**Short problem**:
Repeat the data verbatim.

**Input for this task**:
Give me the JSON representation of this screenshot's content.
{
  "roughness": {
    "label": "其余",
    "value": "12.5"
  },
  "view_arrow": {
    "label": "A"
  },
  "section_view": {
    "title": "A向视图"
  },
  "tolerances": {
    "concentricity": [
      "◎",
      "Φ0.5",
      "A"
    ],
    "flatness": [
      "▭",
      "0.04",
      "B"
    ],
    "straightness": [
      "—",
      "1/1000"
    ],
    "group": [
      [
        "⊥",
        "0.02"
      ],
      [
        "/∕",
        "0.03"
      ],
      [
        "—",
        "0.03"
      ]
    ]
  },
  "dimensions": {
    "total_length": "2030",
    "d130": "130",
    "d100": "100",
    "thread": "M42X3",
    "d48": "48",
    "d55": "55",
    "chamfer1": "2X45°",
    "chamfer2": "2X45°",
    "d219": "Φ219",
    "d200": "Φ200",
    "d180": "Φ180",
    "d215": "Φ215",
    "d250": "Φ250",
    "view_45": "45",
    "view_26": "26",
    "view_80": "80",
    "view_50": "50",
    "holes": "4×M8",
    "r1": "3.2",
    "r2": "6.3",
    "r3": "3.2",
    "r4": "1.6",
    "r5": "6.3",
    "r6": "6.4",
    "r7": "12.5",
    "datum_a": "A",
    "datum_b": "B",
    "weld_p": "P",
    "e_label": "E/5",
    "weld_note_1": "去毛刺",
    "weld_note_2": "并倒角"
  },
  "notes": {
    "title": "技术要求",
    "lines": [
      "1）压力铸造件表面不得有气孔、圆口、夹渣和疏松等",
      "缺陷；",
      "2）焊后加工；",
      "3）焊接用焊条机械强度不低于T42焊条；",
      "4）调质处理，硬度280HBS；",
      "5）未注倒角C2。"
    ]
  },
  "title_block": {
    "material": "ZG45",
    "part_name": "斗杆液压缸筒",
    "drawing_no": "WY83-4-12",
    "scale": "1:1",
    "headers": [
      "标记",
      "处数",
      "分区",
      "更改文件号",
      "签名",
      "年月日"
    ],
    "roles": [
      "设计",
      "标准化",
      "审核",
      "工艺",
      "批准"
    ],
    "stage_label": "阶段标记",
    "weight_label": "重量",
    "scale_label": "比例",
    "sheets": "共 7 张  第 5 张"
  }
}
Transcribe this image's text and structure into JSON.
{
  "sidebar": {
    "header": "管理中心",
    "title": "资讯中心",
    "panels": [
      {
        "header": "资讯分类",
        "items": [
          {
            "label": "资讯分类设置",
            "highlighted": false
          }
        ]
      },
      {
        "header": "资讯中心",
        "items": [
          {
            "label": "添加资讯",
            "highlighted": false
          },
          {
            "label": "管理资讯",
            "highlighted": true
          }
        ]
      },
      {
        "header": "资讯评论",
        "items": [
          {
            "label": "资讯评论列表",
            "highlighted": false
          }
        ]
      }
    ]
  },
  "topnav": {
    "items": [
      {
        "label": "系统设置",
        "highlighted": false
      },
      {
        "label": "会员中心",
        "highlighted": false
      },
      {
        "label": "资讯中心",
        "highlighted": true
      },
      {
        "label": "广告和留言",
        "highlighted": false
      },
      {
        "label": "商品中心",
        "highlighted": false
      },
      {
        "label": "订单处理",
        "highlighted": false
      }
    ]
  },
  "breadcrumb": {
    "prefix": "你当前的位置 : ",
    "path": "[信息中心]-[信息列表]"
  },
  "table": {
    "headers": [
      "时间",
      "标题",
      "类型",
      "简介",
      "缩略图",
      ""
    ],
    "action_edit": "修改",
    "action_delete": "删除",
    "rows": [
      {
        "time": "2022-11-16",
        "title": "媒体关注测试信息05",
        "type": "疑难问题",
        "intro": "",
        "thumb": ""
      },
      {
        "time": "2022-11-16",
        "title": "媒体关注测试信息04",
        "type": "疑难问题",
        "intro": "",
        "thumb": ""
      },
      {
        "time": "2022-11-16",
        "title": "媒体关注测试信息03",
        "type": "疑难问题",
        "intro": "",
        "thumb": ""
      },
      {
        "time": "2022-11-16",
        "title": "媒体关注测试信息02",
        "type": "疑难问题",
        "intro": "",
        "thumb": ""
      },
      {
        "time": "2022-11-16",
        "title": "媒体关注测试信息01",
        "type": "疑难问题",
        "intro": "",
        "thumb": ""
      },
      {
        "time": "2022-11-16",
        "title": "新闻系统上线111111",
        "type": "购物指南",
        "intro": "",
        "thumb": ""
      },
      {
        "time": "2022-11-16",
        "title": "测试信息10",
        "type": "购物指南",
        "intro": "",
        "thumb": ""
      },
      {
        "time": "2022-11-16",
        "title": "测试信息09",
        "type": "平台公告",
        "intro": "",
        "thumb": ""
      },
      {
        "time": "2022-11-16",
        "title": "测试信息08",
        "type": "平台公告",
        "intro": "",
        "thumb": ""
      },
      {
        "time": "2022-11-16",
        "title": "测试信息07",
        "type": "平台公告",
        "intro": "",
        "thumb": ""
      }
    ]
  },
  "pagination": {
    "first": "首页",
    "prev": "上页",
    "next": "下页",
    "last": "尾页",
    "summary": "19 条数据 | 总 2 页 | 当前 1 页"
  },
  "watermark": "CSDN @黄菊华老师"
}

**Response to this exercise**:
Give me the JSON representation of this screenshot's content.
{
  "roughness": {
    "label": "其余",
    "value": "12.5"
  },
  "view_arrow": {
    "label": "A"
  },
  "section_view": {
    "title": "A向视图"
  },
  "tolerances": {
    "concentricity": [
      "◎",
      "Φ0.5",
      "A"
    ],
    "flatness": [
      "▭",
      "0.04",
      "B"
    ],
    "straightness": [
      "—",
      "1/1000"
    ],
    "group": [
      [
        "⊥",
        "0.02"
      ],
      [
        "/∕",
        "0.03"
      ],
      [
        "—",
        "0.03"
      ]
    ]
  },
  "dimensions": {
    "total_length": "2030",
    "d130": "130",
    "d100": "100",
    "thread": "M42X3",
    "d48": "48",
    "d55": "55",
    "chamfer1": "2X45°",
    "chamfer2": "2X45°",
    "d219": "Φ219",
    "d200": "Φ200",
    "d180": "Φ180",
    "d215": "Φ215",
    "d250": "Φ250",
    "view_45": "45",
    "view_26": "26",
    "view_80": "80",
    "view_50": "50",
    "holes": "4×M8",
    "r1": "3.2",
    "r2": "6.3",
    "r3": "3.2",
    "r4": "1.6",
    "r5": "6.3",
    "r6": "6.4",
    "r7": "12.5",
    "datum_a": "A",
    "datum_b": "B",
    "weld_p": "P",
    "e_label": "E/5",
    "weld_note_1": "去毛刺",
    "weld_note_2": "并倒角"
  },
  "notes": {
    "title": "技术要求",
    "lines": [
      "1）压力铸造件表面不得有气孔、圆口、夹渣和疏松等",
      "缺陷；",
      "2）焊后加工；",
      "3）焊接用焊条机械强度不低于T42焊条；",
      "4）调质处理，硬度280HBS；",
      "5）未注倒角C2。"
    ]
  },
  "title_block": {
    "material": "ZG45",
    "part_name": "斗杆液压缸筒",
    "drawing_no": "WY83-4-12",
    "scale": "1:1",
    "headers": [
      "标记",
      "处数",
      "分区",
      "更改文件号",
      "签名",
      "年月日"
    ],
    "roles": [
      "设计",
      "标准化",
      "审核",
      "工艺",
      "批准"
    ],
    "stage_label": "阶段标记",
    "weight_label": "重量",
    "scale_label": "比例",
    "sheets": "共 7 张  第 5 张"
  }
}
Transcribe this image's text and structure into JSON.
{
  "sidebar": {
    "header": "管理中心",
    "title": "资讯中心",
    "panels": [
      {
        "header": "资讯分类",
        "items": [
          {
            "label": "资讯分类设置",
            "highlighted": false
          }
        ]
      },
      {
        "header": "资讯中心",
        "items": [
          {
            "label": "添加资讯",
            "highlighted": false
          },
          {
            "label": "管理资讯",
            "highlighted": true
          }
        ]
      },
      {
        "header": "资讯评论",
        "items": [
          {
            "label": "资讯评论列表",
            "highlighted": false
          }
        ]
      }
    ]
  },
  "topnav": {
    "items": [
      {
        "label": "系统设置",
        "highlighted": false
      },
      {
        "label": "会员中心",
        "highlighted": false
      },
      {
        "label": "资讯中心",
        "highlighted": true
      },
      {
        "label": "广告和留言",
        "highlighted": false
      },
      {
        "label": "商品中心",
        "highlighted": false
      },
      {
        "label": "订单处理",
        "highlighted": false
      }
    ]
  },
  "breadcrumb": {
    "prefix": "你当前的位置 : ",
    "path": "[信息中心]-[信息列表]"
  },
  "table": {
    "headers": [
      "时间",
      "标题",
      "类型",
      "简介",
      "缩略图",
      ""
    ],
    "action_edit": "修改",
    "action_delete": "删除",
    "rows": [
      {
        "time": "2022-11-16",
        "title": "媒体关注测试信息05",
        "type": "疑难问题",
        "intro": "",
        "thumb": ""
      },
      {
        "time": "2022-11-16",
        "title": "媒体关注测试信息04",
        "type": "疑难问题",
        "intro": "",
        "thumb": ""
      },
      {
        "time": "2022-11-16",
        "title": "媒体关注测试信息03",
        "type": "疑难问题",
        "intro": "",
        "thumb": ""
      },
      {
        "time": "2022-11-16",
        "title": "媒体关注测试信息02",
        "type": "疑难问题",
        "intro": "",
        "thumb": ""
      },
      {
        "time": "2022-11-16",
        "title": "媒体关注测试信息01",
        "type": "疑难问题",
        "intro": "",
        "thumb": ""
      },
      {
        "time": "2022-11-16",
        "title": "新闻系统上线111111",
        "type": "购物指南",
        "intro": "",
        "thumb": ""
      },
      {
        "time": "2022-11-16",
        "title": "测试信息10",
        "type": "购物指南",
        "intro": "",
        "thumb": ""
      },
      {
        "time": "2022-11-16",
        "title": "测试信息09",
        "type": "平台公告",
        "intro": "",
        "thumb": ""
      },
      {
        "time": "2022-11-16",
        "title": "测试信息08",
        "type": "平台公告",
        "intro": "",
        "thumb": ""
      },
      {
        "time": "2022-11-16",
        "title": "测试信息07",
        "type": "平台公告",
        "intro": "",
        "thumb": ""
      }
    ]
  },
  "pagination": {
    "first": "首页",
    "prev": "上页",
    "next": "下页",
    "last": "尾页",
    "summary": "19 条数据 | 总 2 页 | 当前 1 页"
  },
  "watermark": "CSDN @黄菊华老师"
}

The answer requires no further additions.